• _AIM OF THE EXERCISE_
Report only how many lines of the entries below contain the string "thumbs".

• _DATA LISTING_
>>>

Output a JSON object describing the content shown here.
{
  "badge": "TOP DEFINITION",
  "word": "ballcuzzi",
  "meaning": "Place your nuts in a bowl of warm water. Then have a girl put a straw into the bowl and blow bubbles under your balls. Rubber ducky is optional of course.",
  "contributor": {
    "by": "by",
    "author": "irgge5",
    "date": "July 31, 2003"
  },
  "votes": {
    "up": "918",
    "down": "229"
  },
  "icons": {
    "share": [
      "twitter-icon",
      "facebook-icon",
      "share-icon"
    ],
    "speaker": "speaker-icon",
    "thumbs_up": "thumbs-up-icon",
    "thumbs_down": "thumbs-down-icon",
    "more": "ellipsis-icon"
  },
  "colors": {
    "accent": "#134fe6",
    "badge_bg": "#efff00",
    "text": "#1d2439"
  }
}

<<<

• _FULL SOLUTION_
2